* [Task brief]: Check every line below for the string "IMDb", and copy the lines that contain it.

* [Extracted data]:
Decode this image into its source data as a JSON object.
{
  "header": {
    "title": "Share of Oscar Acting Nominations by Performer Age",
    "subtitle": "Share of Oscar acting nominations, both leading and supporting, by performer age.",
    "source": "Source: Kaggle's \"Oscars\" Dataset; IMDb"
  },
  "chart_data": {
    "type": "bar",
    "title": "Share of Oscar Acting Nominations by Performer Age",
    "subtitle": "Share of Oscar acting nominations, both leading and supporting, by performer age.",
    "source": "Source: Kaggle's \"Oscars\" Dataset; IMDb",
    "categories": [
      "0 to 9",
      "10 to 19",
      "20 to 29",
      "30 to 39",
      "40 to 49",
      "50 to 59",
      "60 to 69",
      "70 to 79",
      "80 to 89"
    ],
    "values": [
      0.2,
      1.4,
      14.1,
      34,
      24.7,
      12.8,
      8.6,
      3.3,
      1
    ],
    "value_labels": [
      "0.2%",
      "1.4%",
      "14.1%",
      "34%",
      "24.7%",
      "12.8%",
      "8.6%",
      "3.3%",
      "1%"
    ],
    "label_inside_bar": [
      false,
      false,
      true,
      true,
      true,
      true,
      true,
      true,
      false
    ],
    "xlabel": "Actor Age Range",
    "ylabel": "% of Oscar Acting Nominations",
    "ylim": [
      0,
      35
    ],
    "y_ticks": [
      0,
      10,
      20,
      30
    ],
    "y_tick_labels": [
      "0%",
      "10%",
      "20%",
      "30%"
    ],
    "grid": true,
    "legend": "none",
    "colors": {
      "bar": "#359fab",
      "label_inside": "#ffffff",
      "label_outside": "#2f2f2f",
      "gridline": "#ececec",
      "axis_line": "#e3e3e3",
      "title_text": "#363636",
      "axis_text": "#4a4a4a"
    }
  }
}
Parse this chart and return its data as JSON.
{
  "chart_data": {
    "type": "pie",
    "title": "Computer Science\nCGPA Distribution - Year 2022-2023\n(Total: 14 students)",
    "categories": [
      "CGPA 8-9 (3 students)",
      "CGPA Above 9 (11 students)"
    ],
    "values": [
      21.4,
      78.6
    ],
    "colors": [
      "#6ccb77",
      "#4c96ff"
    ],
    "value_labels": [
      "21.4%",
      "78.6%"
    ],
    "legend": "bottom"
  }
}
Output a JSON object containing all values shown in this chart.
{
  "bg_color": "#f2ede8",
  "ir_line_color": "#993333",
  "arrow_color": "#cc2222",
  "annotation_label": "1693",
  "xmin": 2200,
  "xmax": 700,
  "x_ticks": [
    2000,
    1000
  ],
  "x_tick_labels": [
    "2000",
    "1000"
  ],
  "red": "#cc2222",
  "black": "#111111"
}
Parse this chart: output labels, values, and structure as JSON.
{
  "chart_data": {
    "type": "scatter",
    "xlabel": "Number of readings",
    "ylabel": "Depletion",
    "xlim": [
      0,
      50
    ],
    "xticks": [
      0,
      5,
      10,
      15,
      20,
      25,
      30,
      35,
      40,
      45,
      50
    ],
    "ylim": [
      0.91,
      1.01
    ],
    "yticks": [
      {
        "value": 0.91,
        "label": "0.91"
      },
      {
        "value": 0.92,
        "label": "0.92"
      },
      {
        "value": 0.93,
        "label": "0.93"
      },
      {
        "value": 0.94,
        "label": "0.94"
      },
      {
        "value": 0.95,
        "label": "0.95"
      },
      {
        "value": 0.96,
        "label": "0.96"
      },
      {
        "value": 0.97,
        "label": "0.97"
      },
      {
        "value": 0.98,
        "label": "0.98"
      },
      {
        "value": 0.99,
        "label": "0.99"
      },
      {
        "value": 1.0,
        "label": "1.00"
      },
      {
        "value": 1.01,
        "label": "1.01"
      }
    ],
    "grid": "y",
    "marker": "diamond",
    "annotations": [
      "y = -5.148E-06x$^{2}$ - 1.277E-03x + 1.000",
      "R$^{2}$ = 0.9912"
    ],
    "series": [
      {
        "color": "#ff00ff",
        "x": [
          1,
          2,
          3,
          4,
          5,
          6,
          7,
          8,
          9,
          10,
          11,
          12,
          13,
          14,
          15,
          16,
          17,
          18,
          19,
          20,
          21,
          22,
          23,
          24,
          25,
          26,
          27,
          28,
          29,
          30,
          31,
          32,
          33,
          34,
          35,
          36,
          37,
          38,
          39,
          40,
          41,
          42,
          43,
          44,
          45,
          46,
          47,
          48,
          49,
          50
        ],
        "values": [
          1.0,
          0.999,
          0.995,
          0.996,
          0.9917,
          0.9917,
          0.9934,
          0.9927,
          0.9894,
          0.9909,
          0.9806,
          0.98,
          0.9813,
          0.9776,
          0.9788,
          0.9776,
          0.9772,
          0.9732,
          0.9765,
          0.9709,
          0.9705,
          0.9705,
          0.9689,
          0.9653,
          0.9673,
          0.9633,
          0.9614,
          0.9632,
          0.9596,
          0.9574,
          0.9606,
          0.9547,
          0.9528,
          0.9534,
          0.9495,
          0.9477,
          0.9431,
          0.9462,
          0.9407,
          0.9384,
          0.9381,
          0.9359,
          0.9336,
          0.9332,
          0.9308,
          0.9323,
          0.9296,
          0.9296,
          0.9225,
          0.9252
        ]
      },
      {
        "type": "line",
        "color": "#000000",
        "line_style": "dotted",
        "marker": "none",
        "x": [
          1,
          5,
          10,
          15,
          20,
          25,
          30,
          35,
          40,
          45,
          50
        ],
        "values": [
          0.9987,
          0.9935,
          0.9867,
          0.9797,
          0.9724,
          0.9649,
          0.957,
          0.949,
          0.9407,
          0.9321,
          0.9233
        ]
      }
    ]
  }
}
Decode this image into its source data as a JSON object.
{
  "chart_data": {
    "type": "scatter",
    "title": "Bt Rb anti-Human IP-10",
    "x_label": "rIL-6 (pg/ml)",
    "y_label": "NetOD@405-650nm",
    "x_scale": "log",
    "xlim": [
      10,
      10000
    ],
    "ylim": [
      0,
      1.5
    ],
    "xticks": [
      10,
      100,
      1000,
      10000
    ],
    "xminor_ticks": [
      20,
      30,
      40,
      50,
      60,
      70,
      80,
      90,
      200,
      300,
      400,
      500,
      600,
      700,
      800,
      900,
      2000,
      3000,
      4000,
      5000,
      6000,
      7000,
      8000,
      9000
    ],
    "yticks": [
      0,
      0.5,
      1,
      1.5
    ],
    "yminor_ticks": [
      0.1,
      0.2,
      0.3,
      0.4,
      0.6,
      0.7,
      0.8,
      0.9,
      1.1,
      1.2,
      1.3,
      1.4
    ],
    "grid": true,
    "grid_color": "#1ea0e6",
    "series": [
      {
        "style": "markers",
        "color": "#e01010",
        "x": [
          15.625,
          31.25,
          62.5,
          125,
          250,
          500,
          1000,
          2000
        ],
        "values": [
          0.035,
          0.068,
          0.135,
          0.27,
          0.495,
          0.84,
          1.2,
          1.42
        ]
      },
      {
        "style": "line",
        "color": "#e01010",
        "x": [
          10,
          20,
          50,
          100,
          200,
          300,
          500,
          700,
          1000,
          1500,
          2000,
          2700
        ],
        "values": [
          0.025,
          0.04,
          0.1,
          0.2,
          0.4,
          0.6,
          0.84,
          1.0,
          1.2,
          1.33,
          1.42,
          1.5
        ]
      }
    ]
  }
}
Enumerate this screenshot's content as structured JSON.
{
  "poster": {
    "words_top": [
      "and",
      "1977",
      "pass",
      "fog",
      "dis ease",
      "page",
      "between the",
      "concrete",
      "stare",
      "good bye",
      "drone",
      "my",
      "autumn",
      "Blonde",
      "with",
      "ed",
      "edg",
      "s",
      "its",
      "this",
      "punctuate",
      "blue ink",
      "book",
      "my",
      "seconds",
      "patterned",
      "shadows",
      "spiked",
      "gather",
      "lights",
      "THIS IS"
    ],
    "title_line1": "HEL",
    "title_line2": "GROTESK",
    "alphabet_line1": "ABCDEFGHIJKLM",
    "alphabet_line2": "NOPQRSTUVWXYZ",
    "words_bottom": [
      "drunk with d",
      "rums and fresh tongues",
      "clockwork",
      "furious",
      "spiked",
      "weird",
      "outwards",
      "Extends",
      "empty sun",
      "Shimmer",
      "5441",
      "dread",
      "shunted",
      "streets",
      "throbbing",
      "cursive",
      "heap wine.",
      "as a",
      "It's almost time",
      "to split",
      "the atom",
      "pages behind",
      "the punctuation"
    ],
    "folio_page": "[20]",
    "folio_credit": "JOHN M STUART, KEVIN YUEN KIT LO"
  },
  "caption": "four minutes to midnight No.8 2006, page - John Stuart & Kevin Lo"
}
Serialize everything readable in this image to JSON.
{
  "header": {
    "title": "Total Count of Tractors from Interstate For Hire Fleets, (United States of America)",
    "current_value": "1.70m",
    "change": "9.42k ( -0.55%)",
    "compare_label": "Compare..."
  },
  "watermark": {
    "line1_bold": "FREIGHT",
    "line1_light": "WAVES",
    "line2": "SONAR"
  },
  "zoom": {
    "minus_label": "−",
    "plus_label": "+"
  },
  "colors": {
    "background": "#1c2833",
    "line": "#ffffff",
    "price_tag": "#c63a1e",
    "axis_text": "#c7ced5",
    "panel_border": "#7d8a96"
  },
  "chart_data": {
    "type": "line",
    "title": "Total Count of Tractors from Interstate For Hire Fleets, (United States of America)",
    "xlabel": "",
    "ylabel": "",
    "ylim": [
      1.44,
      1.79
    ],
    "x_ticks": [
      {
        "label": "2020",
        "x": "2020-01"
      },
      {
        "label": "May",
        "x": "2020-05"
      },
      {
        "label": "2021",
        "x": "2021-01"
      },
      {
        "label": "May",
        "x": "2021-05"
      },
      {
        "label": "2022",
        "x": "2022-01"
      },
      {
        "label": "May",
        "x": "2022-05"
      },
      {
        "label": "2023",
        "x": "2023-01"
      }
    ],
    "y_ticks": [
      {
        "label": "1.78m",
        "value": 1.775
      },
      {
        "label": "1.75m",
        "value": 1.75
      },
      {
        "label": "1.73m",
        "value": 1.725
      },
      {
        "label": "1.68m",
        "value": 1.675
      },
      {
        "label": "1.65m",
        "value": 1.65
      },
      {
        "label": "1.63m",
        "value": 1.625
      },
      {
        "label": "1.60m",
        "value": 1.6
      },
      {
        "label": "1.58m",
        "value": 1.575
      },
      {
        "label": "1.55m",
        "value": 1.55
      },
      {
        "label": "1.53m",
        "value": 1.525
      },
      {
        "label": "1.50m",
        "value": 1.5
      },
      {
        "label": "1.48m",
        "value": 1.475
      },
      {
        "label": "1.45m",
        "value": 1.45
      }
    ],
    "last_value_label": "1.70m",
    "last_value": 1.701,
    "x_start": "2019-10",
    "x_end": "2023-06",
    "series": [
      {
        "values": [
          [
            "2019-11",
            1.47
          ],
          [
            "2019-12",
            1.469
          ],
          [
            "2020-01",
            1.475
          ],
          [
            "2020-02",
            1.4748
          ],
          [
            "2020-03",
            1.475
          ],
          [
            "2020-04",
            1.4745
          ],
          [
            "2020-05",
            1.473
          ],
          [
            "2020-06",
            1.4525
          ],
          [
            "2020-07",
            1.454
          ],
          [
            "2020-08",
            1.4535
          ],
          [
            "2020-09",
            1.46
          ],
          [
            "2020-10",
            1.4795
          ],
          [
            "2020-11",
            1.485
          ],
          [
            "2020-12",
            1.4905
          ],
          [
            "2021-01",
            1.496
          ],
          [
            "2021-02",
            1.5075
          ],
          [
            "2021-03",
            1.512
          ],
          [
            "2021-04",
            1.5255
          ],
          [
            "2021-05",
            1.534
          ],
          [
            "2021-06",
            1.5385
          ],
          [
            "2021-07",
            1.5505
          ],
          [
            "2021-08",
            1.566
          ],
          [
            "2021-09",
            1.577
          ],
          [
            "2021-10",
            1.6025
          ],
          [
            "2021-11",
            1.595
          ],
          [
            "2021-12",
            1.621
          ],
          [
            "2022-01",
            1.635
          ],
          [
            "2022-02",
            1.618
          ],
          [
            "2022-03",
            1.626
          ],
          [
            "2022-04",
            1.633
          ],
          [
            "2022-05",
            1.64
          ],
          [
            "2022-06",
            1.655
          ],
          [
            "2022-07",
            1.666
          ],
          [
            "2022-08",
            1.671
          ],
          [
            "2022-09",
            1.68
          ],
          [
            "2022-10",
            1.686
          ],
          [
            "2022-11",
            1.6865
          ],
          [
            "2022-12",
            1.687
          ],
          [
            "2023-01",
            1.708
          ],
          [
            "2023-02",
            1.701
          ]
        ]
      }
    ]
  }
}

* [Final answer]:
    "source": "Source: Kaggle's \"Oscars\" Dataset; IMDb"
    "source": "Source: Kaggle's \"Oscars\" Dataset; IMDb",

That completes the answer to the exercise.